# START OF Records to process
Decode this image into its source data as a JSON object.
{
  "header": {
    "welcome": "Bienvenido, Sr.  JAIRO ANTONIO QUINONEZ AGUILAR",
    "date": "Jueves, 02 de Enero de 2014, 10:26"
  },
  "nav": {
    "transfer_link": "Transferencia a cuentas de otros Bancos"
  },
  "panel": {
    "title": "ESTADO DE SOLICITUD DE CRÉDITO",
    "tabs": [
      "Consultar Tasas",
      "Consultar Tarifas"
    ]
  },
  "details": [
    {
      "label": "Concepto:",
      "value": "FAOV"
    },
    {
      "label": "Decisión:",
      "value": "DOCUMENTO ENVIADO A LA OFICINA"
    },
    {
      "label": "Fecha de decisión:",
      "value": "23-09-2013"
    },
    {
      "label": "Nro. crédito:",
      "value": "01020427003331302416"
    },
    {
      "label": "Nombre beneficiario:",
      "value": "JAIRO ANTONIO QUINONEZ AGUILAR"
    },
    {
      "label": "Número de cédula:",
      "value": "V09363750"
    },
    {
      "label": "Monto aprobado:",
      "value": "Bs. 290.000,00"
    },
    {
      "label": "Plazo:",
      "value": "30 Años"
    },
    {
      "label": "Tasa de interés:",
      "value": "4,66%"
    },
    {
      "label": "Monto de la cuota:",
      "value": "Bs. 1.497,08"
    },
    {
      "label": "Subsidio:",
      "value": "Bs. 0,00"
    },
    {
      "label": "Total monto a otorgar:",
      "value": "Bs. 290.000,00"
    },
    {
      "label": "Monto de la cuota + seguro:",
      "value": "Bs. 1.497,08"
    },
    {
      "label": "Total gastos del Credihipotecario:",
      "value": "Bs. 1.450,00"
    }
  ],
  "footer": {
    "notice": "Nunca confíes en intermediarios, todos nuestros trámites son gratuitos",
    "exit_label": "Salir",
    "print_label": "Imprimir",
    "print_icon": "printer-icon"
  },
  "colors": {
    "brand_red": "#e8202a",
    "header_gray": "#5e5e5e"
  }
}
# END OF Records to process
[Job] Return the listing above in full, character for character.

[Response to this exercise]
Decode this image into its source data as a JSON object.
{
  "header": {
    "welcome": "Bienvenido, Sr.  JAIRO ANTONIO QUINONEZ AGUILAR",
    "date": "Jueves, 02 de Enero de 2014, 10:26"
  },
  "nav": {
    "transfer_link": "Transferencia a cuentas de otros Bancos"
  },
  "panel": {
    "title": "ESTADO DE SOLICITUD DE CRÉDITO",
    "tabs": [
      "Consultar Tasas",
      "Consultar Tarifas"
    ]
  },
  "details": [
    {
      "label": "Concepto:",
      "value": "FAOV"
    },
    {
      "label": "Decisión:",
      "value": "DOCUMENTO ENVIADO A LA OFICINA"
    },
    {
      "label": "Fecha de decisión:",
      "value": "23-09-2013"
    },
    {
      "label": "Nro. crédito:",
      "value": "01020427003331302416"
    },
    {
      "label": "Nombre beneficiario:",
      "value": "JAIRO ANTONIO QUINONEZ AGUILAR"
    },
    {
      "label": "Número de cédula:",
      "value": "V09363750"
    },
    {
      "label": "Monto aprobado:",
      "value": "Bs. 290.000,00"
    },
    {
      "label": "Plazo:",
      "value": "30 Años"
    },
    {
      "label": "Tasa de interés:",
      "value": "4,66%"
    },
    {
      "label": "Monto de la cuota:",
      "value": "Bs. 1.497,08"
    },
    {
      "label": "Subsidio:",
      "value": "Bs. 0,00"
    },
    {
      "label": "Total monto a otorgar:",
      "value": "Bs. 290.000,00"
    },
    {
      "label": "Monto de la cuota + seguro:",
      "value": "Bs. 1.497,08"
    },
    {
      "label": "Total gastos del Credihipotecario:",
      "value": "Bs. 1.450,00"
    }
  ],
  "footer": {
    "notice": "Nunca confíes en intermediarios, todos nuestros trámites son gratuitos",
    "exit_label": "Salir",
    "print_label": "Imprimir",
    "print_icon": "printer-icon"
  },
  "colors": {
    "brand_red": "#e8202a",
    "header_gray": "#5e5e5e"
  }
}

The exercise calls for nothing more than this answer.